Copy nothing but the text: reproduce each line of the listing exactly and leave the pictures out.

---- Records to process

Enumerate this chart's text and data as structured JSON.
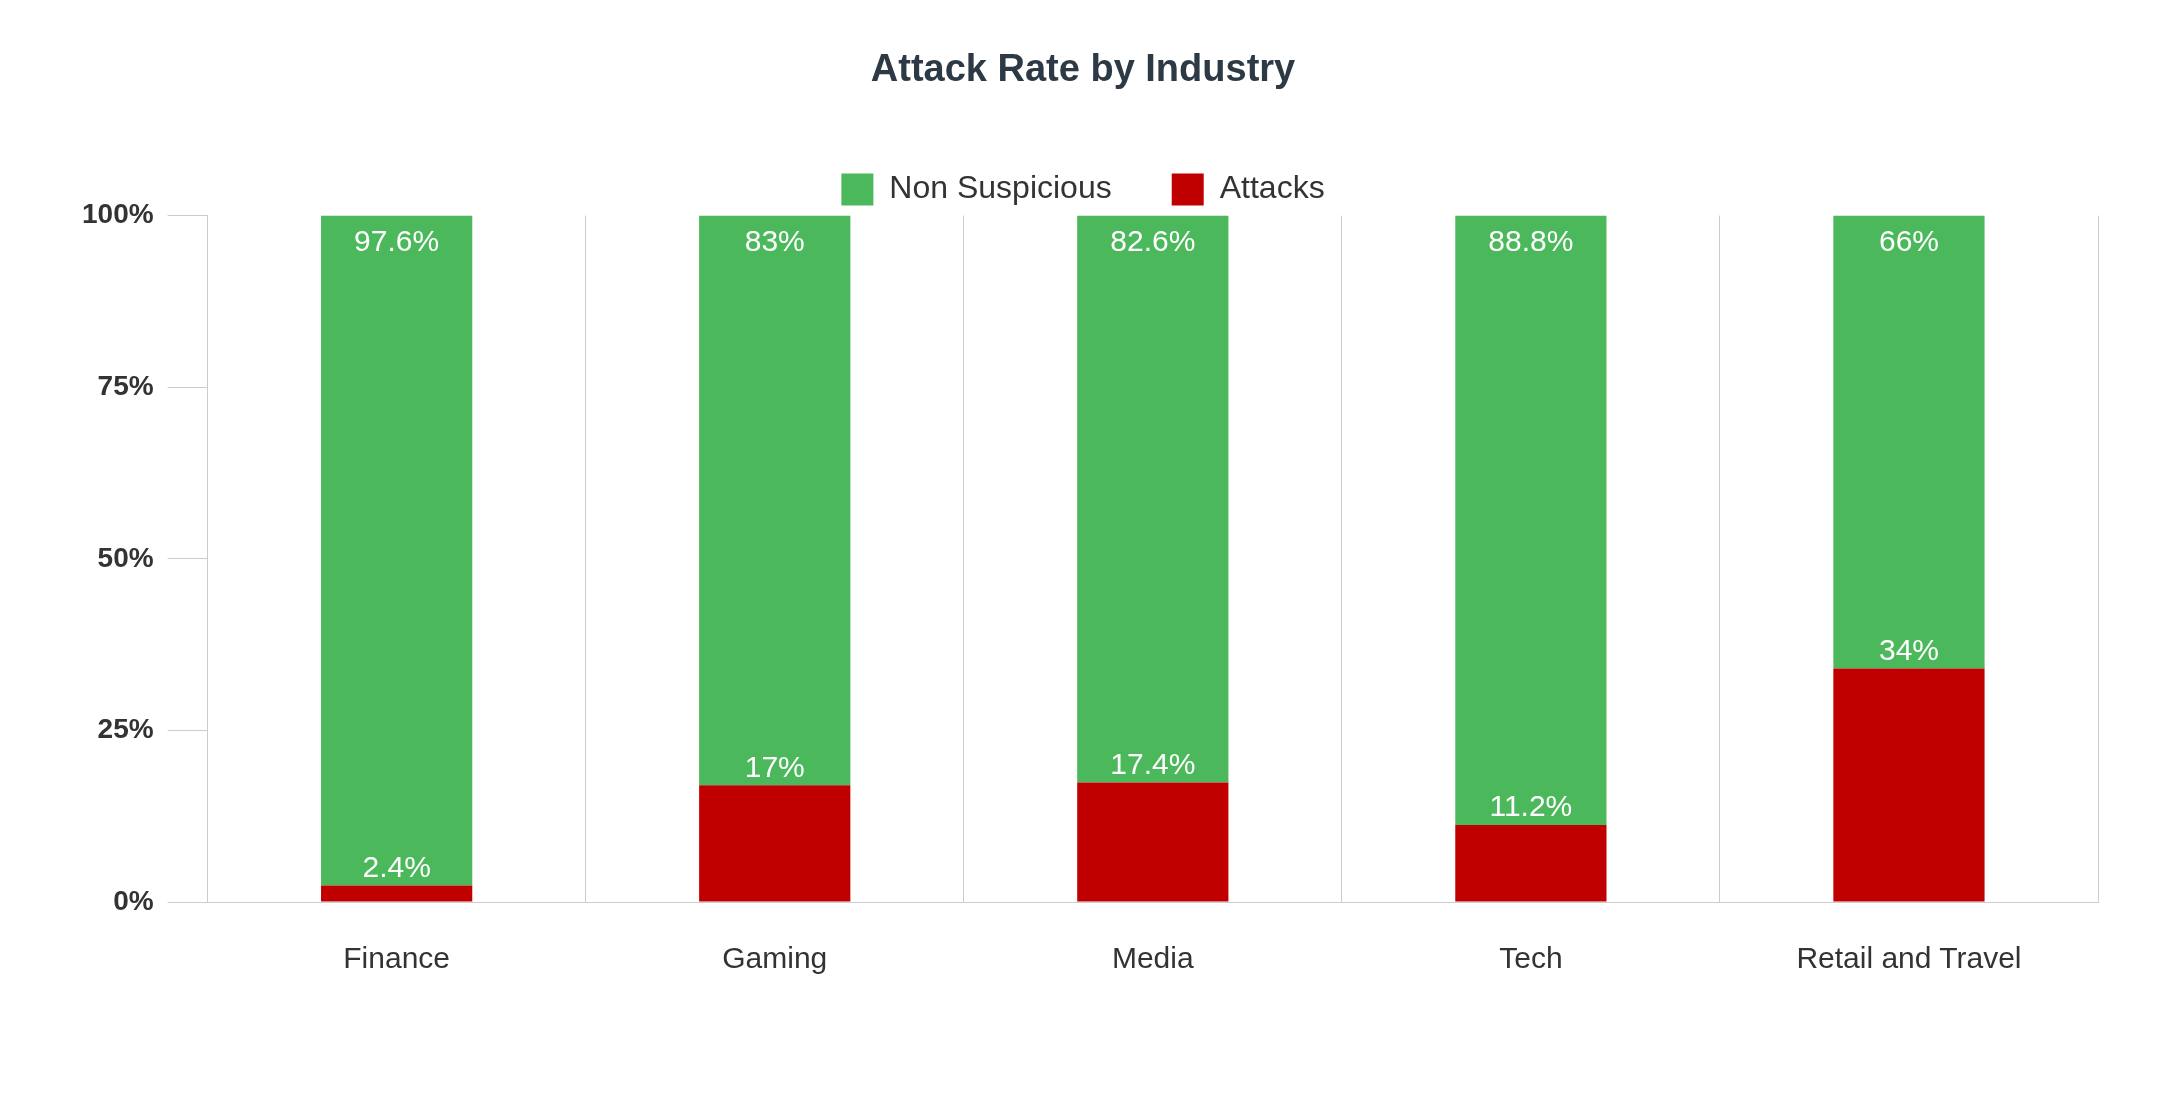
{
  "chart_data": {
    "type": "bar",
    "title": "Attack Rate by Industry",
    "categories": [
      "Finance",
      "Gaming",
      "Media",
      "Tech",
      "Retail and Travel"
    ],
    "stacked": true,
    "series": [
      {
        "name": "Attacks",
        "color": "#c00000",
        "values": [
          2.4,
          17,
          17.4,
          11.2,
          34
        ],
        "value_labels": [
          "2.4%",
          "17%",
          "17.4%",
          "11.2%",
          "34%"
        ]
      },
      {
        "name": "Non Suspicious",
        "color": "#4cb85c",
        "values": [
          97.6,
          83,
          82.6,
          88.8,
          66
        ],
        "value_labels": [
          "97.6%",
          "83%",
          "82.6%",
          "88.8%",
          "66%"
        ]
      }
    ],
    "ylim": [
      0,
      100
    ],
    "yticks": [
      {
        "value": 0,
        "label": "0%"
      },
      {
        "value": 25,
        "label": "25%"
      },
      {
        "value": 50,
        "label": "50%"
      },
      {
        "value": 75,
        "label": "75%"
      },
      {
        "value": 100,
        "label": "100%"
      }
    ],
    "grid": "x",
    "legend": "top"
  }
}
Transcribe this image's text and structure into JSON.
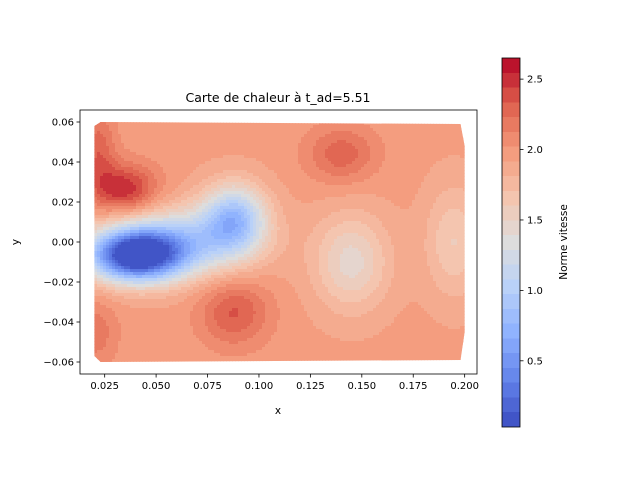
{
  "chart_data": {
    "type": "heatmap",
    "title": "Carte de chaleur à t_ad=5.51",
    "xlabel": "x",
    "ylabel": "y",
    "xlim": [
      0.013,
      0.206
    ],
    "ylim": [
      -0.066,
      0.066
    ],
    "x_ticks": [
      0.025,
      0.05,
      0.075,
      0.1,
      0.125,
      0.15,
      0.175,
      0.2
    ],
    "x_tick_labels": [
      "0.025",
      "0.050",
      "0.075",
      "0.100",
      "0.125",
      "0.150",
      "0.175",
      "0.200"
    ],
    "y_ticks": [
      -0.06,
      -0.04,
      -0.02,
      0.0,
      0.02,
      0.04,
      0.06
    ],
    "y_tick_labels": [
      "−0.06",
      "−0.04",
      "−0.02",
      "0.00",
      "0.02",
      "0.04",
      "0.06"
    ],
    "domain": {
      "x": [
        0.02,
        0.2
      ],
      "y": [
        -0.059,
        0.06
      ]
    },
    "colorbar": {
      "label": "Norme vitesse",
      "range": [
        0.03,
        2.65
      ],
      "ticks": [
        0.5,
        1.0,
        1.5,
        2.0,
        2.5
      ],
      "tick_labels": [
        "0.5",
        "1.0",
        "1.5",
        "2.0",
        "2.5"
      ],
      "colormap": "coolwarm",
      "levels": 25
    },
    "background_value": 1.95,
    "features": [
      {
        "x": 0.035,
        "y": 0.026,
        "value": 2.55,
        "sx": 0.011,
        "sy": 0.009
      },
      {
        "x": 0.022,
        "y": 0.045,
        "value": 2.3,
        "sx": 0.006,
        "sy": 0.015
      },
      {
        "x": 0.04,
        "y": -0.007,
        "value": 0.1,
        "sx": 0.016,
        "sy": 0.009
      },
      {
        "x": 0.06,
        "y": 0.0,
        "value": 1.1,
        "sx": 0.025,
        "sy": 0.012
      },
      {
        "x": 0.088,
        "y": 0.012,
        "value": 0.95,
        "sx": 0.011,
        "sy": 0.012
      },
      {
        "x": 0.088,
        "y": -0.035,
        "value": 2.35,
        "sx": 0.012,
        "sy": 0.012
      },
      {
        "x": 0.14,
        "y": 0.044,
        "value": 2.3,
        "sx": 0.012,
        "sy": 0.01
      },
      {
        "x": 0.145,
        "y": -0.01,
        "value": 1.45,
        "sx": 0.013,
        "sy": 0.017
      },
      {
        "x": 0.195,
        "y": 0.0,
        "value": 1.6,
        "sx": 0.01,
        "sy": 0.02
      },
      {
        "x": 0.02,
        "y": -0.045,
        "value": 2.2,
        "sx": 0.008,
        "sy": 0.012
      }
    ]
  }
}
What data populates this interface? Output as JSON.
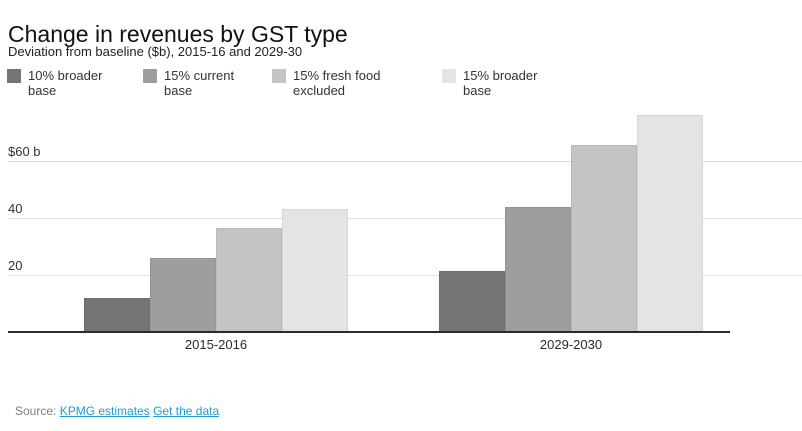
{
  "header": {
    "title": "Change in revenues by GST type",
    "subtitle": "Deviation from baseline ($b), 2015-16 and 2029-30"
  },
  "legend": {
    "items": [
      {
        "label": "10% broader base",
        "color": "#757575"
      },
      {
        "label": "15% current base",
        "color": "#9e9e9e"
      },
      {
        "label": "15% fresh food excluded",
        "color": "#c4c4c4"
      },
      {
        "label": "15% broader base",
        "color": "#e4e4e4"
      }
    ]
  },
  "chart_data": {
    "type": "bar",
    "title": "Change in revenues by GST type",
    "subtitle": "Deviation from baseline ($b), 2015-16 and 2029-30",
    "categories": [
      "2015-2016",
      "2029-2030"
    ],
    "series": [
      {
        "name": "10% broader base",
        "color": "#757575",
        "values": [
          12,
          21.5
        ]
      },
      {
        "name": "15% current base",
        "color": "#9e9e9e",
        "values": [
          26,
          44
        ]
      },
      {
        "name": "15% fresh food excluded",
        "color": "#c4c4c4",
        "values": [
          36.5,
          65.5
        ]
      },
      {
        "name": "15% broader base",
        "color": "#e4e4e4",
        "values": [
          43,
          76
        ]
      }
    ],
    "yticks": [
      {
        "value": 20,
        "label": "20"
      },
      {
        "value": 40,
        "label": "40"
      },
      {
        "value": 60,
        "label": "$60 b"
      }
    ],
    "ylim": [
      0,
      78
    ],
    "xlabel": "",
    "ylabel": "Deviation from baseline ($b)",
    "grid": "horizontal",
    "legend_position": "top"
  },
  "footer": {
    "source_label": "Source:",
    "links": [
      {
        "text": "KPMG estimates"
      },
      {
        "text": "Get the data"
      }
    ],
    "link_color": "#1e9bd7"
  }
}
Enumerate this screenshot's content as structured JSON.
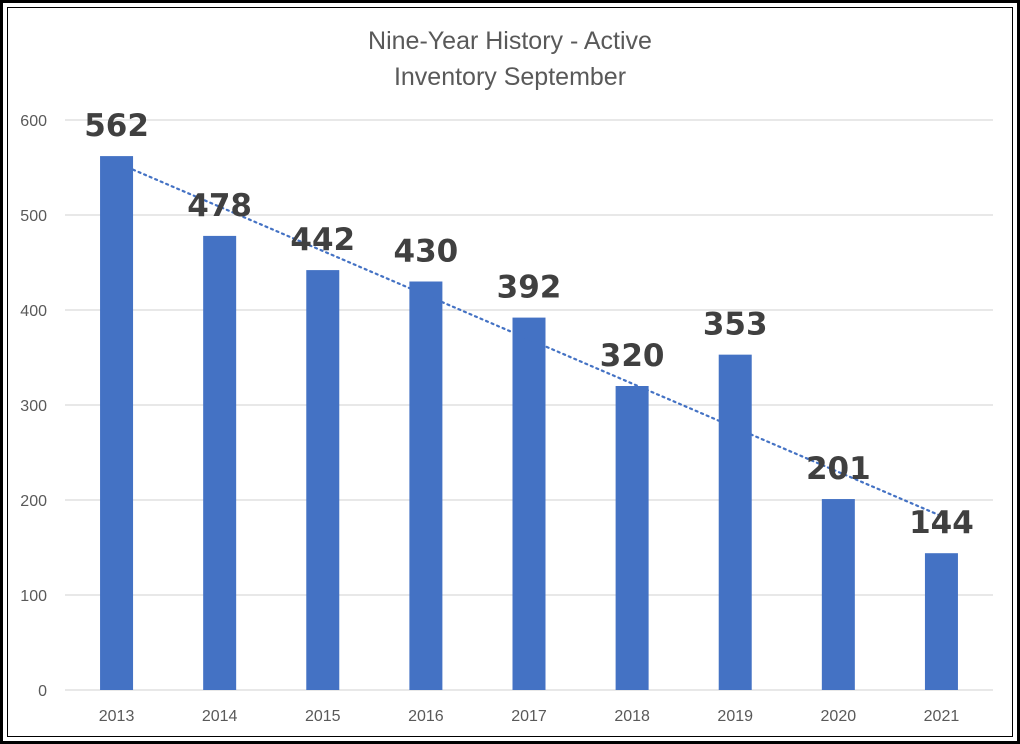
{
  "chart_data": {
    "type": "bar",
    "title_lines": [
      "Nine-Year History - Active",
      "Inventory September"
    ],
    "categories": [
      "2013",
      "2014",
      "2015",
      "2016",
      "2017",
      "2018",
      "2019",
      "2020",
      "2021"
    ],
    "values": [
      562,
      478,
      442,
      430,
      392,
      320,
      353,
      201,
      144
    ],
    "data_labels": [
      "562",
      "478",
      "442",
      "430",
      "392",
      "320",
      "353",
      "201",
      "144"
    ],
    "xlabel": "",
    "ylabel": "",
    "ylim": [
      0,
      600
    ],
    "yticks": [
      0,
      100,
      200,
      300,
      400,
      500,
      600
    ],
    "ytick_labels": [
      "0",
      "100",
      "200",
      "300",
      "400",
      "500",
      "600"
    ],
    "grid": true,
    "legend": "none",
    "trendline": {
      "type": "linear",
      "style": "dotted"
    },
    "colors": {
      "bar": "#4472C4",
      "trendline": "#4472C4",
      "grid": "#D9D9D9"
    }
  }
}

--------

**Complete answer**
Enumerate this chart's text and data as structured JSON.
{
  "chart_data": {
    "type": "bar",
    "title": "Attack Rate by Industry",
    "categories": [
      "Finance",
      "Gaming",
      "Media",
      "Tech",
      "Retail and Travel"
    ],
    "stacked": true,
    "series": [
      {
        "name": "Attacks",
        "color": "#c00000",
        "values": [
          2.4,
          17,
          17.4,
          11.2,
          34
        ],
        "value_labels": [
          "2.4%",
          "17%",
          "17.4%",
          "11.2%",
          "34%"
        ]
      },
      {
        "name": "Non Suspicious",
        "color": "#4cb85c",
        "values": [
          97.6,
          83,
          82.6,
          88.8,
          66
        ],
        "value_labels": [
          "97.6%",
          "83%",
          "82.6%",
          "88.8%",
          "66%"
        ]
      }
    ],
    "ylim": [
      0,
      100
    ],
    "yticks": [
      {
        "value": 0,
        "label": "0%"
      },
      {
        "value": 25,
        "label": "25%"
      },
      {
        "value": 50,
        "label": "50%"
      },
      {
        "value": 75,
        "label": "75%"
      },
      {
        "value": 100,
        "label": "100%"
      }
    ],
    "grid": "x",
    "legend": "top"
  }
}
Transcribe this image's text and structure into JSON.
{
  "chart_data": {
    "type": "heatmap",
    "title": "Carte de chaleur à t_ad=5.51",
    "xlabel": "x",
    "ylabel": "y",
    "xlim": [
      0.013,
      0.206
    ],
    "ylim": [
      -0.066,
      0.066
    ],
    "x_ticks": [
      0.025,
      0.05,
      0.075,
      0.1,
      0.125,
      0.15,
      0.175,
      0.2
    ],
    "x_tick_labels": [
      "0.025",
      "0.050",
      "0.075",
      "0.100",
      "0.125",
      "0.150",
      "0.175",
      "0.200"
    ],
    "y_ticks": [
      -0.06,
      -0.04,
      -0.02,
      0.0,
      0.02,
      0.04,
      0.06
    ],
    "y_tick_labels": [
      "−0.06",
      "−0.04",
      "−0.02",
      "0.00",
      "0.02",
      "0.04",
      "0.06"
    ],
    "domain": {
      "x": [
        0.02,
        0.2
      ],
      "y": [
        -0.059,
        0.06
      ]
    },
    "colorbar": {
      "label": "Norme vitesse",
      "range": [
        0.03,
        2.65
      ],
      "ticks": [
        0.5,
        1.0,
        1.5,
        2.0,
        2.5
      ],
      "tick_labels": [
        "0.5",
        "1.0",
        "1.5",
        "2.0",
        "2.5"
      ],
      "colormap": "coolwarm",
      "levels": 25
    },
    "background_value": 1.95,
    "features": [
      {
        "x": 0.035,
        "y": 0.026,
        "value": 2.55,
        "sx": 0.011,
        "sy": 0.009
      },
      {
        "x": 0.022,
        "y": 0.045,
        "value": 2.3,
        "sx": 0.006,
        "sy": 0.015
      },
      {
        "x": 0.04,
        "y": -0.007,
        "value": 0.1,
        "sx": 0.016,
        "sy": 0.009
      },
      {
        "x": 0.06,
        "y": 0.0,
        "value": 1.1,
        "sx": 0.025,
        "sy": 0.012
      },
      {
        "x": 0.088,
        "y": 0.012,
        "value": 0.95,
        "sx": 0.011,
        "sy": 0.012
      },
      {
        "x": 0.088,
        "y": -0.035,
        "value": 2.35,
        "sx": 0.012,
        "sy": 0.012
      },
      {
        "x": 0.14,
        "y": 0.044,
        "value": 2.3,
        "sx": 0.012,
        "sy": 0.01
      },
      {
        "x": 0.145,
        "y": -0.01,
        "value": 1.45,
        "sx": 0.013,
        "sy": 0.017
      },
      {
        "x": 0.195,
        "y": 0.0,
        "value": 1.6,
        "sx": 0.01,
        "sy": 0.02
      },
      {
        "x": 0.02,
        "y": -0.045,
        "value": 2.2,
        "sx": 0.008,
        "sy": 0.012
      }
    ]
  }
}
What data populates this interface? Output as JSON.
{
  "header": {
    "title": "Change in revenues by GST type",
    "subtitle": "Deviation from baseline ($b), 2015-16 and 2029-30"
  },
  "legend": {
    "items": [
      {
        "label": "10% broader base",
        "color": "#757575"
      },
      {
        "label": "15% current base",
        "color": "#9e9e9e"
      },
      {
        "label": "15% fresh food excluded",
        "color": "#c4c4c4"
      },
      {
        "label": "15% broader base",
        "color": "#e4e4e4"
      }
    ]
  },
  "chart_data": {
    "type": "bar",
    "title": "Change in revenues by GST type",
    "subtitle": "Deviation from baseline ($b), 2015-16 and 2029-30",
    "categories": [
      "2015-2016",
      "2029-2030"
    ],
    "series": [
      {
        "name": "10% broader base",
        "color": "#757575",
        "values": [
          12,
          21.5
        ]
      },
      {
        "name": "15% current base",
        "color": "#9e9e9e",
        "values": [
          26,
          44
        ]
      },
      {
        "name": "15% fresh food excluded",
        "color": "#c4c4c4",
        "values": [
          36.5,
          65.5
        ]
      },
      {
        "name": "15% broader base",
        "color": "#e4e4e4",
        "values": [
          43,
          76
        ]
      }
    ],
    "yticks": [
      {
        "value": 20,
        "label": "20"
      },
      {
        "value": 40,
        "label": "40"
      },
      {
        "value": 60,
        "label": "$60 b"
      }
    ],
    "ylim": [
      0,
      78
    ],
    "xlabel": "",
    "ylabel": "Deviation from baseline ($b)",
    "grid": "horizontal",
    "legend_position": "top"
  },
  "footer": {
    "source_label": "Source:",
    "links": [
      {
        "text": "KPMG estimates"
      },
      {
        "text": "Get the data"
      }
    ],
    "link_color": "#1e9bd7"
  }
}
Enumerate this screenshot's content as structured JSON.
{
  "chart_data": {
    "type": "bar",
    "title_lines": [
      "Nine-Year History - Active",
      "Inventory September"
    ],
    "categories": [
      "2013",
      "2014",
      "2015",
      "2016",
      "2017",
      "2018",
      "2019",
      "2020",
      "2021"
    ],
    "values": [
      562,
      478,
      442,
      430,
      392,
      320,
      353,
      201,
      144
    ],
    "data_labels": [
      "562",
      "478",
      "442",
      "430",
      "392",
      "320",
      "353",
      "201",
      "144"
    ],
    "xlabel": "",
    "ylabel": "",
    "ylim": [
      0,
      600
    ],
    "yticks": [
      0,
      100,
      200,
      300,
      400,
      500,
      600
    ],
    "ytick_labels": [
      "0",
      "100",
      "200",
      "300",
      "400",
      "500",
      "600"
    ],
    "grid": true,
    "legend": "none",
    "trendline": {
      "type": "linear",
      "style": "dotted"
    },
    "colors": {
      "bar": "#4472C4",
      "trendline": "#4472C4",
      "grid": "#D9D9D9"
    }
  }
}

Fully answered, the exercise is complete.